Day 63: Poultry is My Oyster

You know when cartoon characters are hungry and imagine other characters as food?

That's a little what it's like to suddenly know how to break down – or fabricate, as we say – chickens and ducks and pretty much any type of poultry. It's actually pretty simple: either removing meat from bone or going through joints.

The hardest part is the oyster, the little round bits of meat above the thighs on the lower back of the chicken, which are spoken of lovingly by people. It's requires a little digging with a knife, which is slightly tricky, but really isn't.

We also learned some basic classifications that you sometimes see at the store. They never registered with me before, but apparently they do mean something. A cornish hen is a 5-6 week old chicken. A broiler or fryer is a 9-12 week old chicken. A roaster is 3-5 months.

Knowing is half the battle.

Photo: Tony Cenicola/The New York Times

Kitchen Lingo: Bouquet Garni

Bouquet Garni (boo-kay gar-nee)

noun: A bundle of herbs that are used to flavor stocks and soups and removed before serving. Typically, parsley stems, celery, thyme, and a bay leaf wrapped up in the green portion of a leek and tied together. The herbs can also be sandwiched together between two celery ribs or wrapped up in cheesecloth.

02 December 2011

Food in Fiction: The Matrix



Mouse (Matt Doran), Neo (Keanu Reeves), Switch (Belinda McClory), Apoc (Julian Arahanga)
The Matrix (1999)
Written & directed by Andy and Lana Wachowski

For me, this is the best possible explanation for why everything tastes like chicken.

01 December 2011

Kitchen Lingo: 'All Day'

All day

noun: The total number of orders of a particular item currently being cooked. Akin to "that's all we got."
e.g. I've got two steaks for table 10, three for table 11 - five steaks all day.

29 November 2011

Day 61: Bitch, Meez

Our first cooking day in Culinary Foundations III was a runaway success. We roasted chickens, a relatively simple task, and made pommes puree, a process we'd done several times in Foundations II.

Our second day of cooking was a disaster.

In Foundations II we basically had up to three hours to finish whatever dishes were required for the day. We could choose the order and present them as soon as they were ready. By and large, each dish was a single item. Our roast chicken day was largely the same – chicken and potatoes as soon as we could knock them out.

■ ■ ■ ■ ■ ■ ■

• Written tasks:
1 > Reproduce the passage of the excerpt about culinary school between "noun: A bundle" and "up in cheesecloth.", inclusive.
2 > Arrange the lines of the listing between its first line and the line holding "error-text: PRESS ANY KEY (169, 400, 260, 414)", inclusive, as a JSON list of strings with one string per line, omitting blank lines.
The excerpt above and the listing that follows were taken from unrelated sources.

• Raw listing:
■ ■ ■ ■ ■ ■ ■

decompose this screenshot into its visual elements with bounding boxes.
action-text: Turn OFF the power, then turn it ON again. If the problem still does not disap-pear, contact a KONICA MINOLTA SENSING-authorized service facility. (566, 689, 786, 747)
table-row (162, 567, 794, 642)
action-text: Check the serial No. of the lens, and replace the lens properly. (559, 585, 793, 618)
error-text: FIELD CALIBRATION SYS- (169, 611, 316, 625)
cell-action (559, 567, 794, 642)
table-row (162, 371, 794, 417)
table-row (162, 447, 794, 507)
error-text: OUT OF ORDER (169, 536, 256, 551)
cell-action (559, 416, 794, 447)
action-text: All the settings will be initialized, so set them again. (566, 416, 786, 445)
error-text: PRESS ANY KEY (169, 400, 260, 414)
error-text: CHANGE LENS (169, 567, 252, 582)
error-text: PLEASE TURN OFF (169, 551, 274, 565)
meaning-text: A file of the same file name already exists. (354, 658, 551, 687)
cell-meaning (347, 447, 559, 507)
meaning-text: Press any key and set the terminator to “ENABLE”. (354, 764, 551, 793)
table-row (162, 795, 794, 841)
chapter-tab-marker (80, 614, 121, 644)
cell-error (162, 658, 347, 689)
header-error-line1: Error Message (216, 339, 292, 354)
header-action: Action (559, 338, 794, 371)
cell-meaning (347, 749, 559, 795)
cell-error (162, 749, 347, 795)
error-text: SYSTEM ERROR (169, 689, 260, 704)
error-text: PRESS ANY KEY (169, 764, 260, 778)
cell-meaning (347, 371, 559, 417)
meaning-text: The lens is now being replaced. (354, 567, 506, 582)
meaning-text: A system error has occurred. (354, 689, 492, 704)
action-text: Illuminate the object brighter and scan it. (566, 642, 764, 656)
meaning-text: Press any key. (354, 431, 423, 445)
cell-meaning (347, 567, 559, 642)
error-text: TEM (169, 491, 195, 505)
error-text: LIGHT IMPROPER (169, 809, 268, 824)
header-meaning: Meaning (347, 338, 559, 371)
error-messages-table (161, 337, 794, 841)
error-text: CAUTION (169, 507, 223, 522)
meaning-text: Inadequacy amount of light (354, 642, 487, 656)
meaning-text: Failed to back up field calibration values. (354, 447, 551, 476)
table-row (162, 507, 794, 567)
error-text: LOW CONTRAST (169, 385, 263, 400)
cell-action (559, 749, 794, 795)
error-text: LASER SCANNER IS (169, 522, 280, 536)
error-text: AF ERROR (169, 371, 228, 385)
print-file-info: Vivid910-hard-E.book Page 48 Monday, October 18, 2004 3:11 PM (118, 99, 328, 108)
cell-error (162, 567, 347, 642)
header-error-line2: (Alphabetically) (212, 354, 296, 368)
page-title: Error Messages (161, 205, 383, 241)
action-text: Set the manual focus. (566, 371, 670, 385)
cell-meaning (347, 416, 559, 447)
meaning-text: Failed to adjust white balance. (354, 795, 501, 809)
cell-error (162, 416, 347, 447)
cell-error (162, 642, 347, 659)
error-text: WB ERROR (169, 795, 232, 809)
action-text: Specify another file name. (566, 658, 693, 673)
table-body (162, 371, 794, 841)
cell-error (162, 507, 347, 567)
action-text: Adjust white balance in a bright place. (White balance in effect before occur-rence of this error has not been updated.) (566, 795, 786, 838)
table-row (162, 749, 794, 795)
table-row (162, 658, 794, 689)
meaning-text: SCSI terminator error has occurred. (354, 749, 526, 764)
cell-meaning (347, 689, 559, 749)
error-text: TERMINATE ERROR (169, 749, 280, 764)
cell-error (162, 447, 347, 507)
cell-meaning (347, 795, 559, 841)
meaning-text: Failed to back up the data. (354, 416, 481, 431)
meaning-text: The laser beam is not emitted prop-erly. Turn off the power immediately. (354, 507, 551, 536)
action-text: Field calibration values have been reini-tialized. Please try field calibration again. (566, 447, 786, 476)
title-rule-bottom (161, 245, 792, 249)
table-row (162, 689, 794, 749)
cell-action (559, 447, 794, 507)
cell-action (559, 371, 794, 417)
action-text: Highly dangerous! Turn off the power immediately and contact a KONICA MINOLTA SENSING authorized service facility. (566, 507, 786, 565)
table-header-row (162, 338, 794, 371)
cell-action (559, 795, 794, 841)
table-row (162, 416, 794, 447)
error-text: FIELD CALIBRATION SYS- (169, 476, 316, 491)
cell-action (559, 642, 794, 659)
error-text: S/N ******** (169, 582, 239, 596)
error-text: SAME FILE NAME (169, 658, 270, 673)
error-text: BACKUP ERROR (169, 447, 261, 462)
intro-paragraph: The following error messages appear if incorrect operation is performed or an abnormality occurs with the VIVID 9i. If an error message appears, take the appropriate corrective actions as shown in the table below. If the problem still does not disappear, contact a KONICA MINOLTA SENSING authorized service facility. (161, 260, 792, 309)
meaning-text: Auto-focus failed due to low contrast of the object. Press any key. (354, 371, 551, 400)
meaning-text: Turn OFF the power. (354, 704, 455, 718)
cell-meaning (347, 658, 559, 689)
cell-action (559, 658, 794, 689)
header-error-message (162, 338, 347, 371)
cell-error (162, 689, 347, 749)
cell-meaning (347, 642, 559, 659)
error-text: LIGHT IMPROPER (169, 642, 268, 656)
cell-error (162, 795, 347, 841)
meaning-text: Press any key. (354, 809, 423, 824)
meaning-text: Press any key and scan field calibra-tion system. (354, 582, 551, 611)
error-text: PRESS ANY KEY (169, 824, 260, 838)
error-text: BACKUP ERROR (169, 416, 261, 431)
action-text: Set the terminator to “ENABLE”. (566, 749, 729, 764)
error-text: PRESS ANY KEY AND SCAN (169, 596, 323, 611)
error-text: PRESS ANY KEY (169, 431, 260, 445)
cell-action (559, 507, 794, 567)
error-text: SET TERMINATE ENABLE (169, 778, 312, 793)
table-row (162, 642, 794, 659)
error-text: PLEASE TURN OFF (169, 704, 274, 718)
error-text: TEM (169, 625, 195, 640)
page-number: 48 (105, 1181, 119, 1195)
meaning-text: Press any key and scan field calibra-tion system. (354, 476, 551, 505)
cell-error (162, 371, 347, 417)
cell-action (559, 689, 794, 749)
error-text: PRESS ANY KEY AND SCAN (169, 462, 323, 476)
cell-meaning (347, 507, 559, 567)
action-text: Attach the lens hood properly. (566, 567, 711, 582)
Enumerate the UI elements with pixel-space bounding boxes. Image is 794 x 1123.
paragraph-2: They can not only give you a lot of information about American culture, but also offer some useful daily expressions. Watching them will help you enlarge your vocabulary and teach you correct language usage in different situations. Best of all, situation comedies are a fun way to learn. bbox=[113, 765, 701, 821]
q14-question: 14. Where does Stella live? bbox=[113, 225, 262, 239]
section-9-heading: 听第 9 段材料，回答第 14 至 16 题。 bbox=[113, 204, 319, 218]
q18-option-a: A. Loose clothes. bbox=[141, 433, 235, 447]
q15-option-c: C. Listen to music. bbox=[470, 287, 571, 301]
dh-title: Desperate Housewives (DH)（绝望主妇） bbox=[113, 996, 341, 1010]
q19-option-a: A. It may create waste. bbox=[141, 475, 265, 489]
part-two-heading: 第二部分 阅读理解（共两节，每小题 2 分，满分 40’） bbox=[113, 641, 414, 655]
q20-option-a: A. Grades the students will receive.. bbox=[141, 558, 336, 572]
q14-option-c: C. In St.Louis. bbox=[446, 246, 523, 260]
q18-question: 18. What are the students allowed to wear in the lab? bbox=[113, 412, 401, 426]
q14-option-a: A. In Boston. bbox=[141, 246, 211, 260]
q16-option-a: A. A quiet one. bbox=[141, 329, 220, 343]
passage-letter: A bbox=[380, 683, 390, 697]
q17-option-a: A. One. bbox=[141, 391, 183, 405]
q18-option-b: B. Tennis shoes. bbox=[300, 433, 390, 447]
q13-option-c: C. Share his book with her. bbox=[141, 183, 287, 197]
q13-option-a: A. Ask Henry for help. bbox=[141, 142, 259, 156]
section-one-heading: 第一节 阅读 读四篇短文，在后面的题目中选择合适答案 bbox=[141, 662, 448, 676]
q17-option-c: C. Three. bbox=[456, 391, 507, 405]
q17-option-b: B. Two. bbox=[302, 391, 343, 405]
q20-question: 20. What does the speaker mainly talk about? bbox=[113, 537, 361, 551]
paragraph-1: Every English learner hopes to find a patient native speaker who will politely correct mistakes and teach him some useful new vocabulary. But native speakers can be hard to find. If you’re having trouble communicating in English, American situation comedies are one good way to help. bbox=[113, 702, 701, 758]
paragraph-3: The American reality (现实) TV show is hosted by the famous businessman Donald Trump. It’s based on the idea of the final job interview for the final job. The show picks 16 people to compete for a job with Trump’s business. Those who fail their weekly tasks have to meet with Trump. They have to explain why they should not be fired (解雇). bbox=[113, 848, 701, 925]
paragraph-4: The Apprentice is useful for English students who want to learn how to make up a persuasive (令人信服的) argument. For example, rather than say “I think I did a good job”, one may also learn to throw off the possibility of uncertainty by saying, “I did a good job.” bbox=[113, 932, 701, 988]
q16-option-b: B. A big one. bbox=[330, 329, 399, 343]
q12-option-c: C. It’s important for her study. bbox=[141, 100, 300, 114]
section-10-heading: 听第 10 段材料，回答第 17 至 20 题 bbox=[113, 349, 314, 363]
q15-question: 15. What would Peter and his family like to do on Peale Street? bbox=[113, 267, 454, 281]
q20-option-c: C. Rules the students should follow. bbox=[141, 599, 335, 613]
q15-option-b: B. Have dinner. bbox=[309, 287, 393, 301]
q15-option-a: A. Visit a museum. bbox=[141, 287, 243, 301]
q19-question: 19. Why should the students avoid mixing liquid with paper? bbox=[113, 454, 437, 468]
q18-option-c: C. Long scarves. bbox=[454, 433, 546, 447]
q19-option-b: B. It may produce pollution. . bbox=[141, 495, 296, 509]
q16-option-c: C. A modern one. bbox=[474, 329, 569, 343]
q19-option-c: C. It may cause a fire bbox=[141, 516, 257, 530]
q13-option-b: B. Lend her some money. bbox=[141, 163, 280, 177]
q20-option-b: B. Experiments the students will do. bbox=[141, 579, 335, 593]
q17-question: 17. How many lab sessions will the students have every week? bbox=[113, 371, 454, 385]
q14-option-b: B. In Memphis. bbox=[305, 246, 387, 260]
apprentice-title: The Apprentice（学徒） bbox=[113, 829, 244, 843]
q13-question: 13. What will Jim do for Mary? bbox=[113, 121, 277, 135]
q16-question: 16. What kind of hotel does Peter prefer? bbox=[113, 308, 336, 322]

■ ■ ■ ■ ■ ■ ■

• Responses per task:
1 >
noun: A bundle of herbs that are used to flavor stocks and soups and removed before serving. Typically, parsley stems, celery, thyme, and a bay leaf wrapped up in the green portion of a leek and tied together. The herbs can also be sandwiched together between two celery ribs or wrapped up in cheesecloth.

2 >
[
  "decompose this screenshot into its visual elements with bounding boxes.",
  "action-text: Turn OFF the power, then turn it ON again. If the problem still does not disap-pear, contact a KONICA MINOLTA SENSING-authorized service facility. (566, 689, 786, 747)",
  "table-row (162, 567, 794, 642)",
  "action-text: Check the serial No. of the lens, and replace the lens properly. (559, 585, 793, 618)",
  "error-text: FIELD CALIBRATION SYS- (169, 611, 316, 625)",
  "cell-action (559, 567, 794, 642)",
  "table-row (162, 371, 794, 417)",
  "table-row (162, 447, 794, 507)",
  "error-text: OUT OF ORDER (169, 536, 256, 551)",
  "cell-action (559, 416, 794, 447)",
  "action-text: All the settings will be initialized, so set them again. (566, 416, 786, 445)",
  "error-text: PRESS ANY KEY (169, 400, 260, 414)"
]